» TASK STATEMENT: Output every line below without omitting or altering anything.

» PROVIDED INFORMATION:
※
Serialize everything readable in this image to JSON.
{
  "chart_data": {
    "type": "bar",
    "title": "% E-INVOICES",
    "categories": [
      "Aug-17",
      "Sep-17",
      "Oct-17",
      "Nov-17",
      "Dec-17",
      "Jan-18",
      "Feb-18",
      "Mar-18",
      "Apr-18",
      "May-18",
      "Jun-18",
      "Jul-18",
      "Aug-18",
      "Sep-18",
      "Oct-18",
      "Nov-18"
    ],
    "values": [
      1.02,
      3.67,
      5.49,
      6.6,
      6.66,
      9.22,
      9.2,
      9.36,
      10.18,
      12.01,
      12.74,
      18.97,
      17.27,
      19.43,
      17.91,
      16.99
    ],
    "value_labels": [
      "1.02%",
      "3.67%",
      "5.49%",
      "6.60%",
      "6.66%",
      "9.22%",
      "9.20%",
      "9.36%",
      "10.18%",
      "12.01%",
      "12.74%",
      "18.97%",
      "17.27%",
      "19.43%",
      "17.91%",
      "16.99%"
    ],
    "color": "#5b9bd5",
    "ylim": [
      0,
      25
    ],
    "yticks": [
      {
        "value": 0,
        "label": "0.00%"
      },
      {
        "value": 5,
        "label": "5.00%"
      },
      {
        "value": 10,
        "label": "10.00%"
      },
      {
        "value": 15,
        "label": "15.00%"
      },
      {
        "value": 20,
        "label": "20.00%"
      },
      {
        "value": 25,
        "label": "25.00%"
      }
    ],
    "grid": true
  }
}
※
» ANSWER TO THIS PROBLEM:
Serialize everything readable in this image to JSON.
{
  "chart_data": {
    "type": "bar",
    "title": "% E-INVOICES",
    "categories": [
      "Aug-17",
      "Sep-17",
      "Oct-17",
      "Nov-17",
      "Dec-17",
      "Jan-18",
      "Feb-18",
      "Mar-18",
      "Apr-18",
      "May-18",
      "Jun-18",
      "Jul-18",
      "Aug-18",
      "Sep-18",
      "Oct-18",
      "Nov-18"
    ],
    "values": [
      1.02,
      3.67,
      5.49,
      6.6,
      6.66,
      9.22,
      9.2,
      9.36,
      10.18,
      12.01,
      12.74,
      18.97,
      17.27,
      19.43,
      17.91,
      16.99
    ],
    "value_labels": [
      "1.02%",
      "3.67%",
      "5.49%",
      "6.60%",
      "6.66%",
      "9.22%",
      "9.20%",
      "9.36%",
      "10.18%",
      "12.01%",
      "12.74%",
      "18.97%",
      "17.27%",
      "19.43%",
      "17.91%",
      "16.99%"
    ],
    "color": "#5b9bd5",
    "ylim": [
      0,
      25
    ],
    "yticks": [
      {
        "value": 0,
        "label": "0.00%"
      },
      {
        "value": 5,
        "label": "5.00%"
      },
      {
        "value": 10,
        "label": "10.00%"
      },
      {
        "value": 15,
        "label": "15.00%"
      },
      {
        "value": 20,
        "label": "20.00%"
      },
      {
        "value": 25,
        "label": "25.00%"
      }
    ],
    "grid": true
  }
}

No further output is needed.